— begin Recorded information —

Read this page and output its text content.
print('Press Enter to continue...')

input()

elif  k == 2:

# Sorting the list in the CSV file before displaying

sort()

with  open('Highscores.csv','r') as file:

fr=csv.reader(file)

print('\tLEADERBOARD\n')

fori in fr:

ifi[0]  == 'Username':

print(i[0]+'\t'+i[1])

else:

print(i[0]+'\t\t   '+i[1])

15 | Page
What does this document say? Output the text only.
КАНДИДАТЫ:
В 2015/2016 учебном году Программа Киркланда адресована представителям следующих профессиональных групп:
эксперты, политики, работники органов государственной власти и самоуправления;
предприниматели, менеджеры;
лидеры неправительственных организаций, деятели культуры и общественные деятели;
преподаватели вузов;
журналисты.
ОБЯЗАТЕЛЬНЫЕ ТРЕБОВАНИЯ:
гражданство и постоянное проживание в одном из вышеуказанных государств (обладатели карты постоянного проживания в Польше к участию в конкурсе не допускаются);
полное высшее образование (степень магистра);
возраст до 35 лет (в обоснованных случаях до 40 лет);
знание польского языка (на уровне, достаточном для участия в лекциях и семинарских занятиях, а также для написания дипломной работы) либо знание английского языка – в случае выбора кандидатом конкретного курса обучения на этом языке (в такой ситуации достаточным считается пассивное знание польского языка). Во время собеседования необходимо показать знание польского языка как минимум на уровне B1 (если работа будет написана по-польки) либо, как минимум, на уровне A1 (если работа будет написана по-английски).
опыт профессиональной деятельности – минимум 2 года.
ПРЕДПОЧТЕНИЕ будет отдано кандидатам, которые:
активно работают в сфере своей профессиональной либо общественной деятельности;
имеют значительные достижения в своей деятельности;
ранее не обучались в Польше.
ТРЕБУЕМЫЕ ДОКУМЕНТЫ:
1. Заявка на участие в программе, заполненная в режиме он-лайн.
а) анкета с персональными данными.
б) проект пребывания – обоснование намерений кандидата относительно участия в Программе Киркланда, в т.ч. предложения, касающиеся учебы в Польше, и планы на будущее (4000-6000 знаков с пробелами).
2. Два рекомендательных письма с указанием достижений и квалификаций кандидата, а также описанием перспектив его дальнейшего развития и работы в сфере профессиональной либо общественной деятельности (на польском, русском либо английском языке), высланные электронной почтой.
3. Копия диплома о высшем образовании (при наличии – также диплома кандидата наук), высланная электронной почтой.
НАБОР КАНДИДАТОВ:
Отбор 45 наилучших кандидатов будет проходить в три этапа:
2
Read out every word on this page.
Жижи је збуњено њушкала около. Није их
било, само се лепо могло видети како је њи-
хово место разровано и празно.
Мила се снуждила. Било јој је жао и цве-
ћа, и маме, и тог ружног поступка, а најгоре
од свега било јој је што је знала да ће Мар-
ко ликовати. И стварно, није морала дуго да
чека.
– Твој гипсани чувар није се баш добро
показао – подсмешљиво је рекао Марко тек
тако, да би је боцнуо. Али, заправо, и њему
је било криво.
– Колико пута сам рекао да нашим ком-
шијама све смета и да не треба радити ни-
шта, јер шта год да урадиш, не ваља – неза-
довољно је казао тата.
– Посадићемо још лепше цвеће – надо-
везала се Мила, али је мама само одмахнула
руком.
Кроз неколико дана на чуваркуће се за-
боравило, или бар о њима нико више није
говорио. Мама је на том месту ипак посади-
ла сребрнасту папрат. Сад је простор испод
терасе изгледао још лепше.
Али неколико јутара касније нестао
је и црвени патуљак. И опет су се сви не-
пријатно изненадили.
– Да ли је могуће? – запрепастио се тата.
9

— end Recorded information —

Take every line containing the word "профессиональной" and copy it.

опыт профессиональной деятельности – минимум 2 года.
активно работают в сфере своей профессиональной либо общественной деятельности;
2. Два рекомендательных письма с указанием достижений и квалификаций кандидата, а также описанием перспектив его дальнейшего развития и работы в сфере профессиональной либо общественной деятельности (на польском, русском либо английском языке), высланные электронной почтой.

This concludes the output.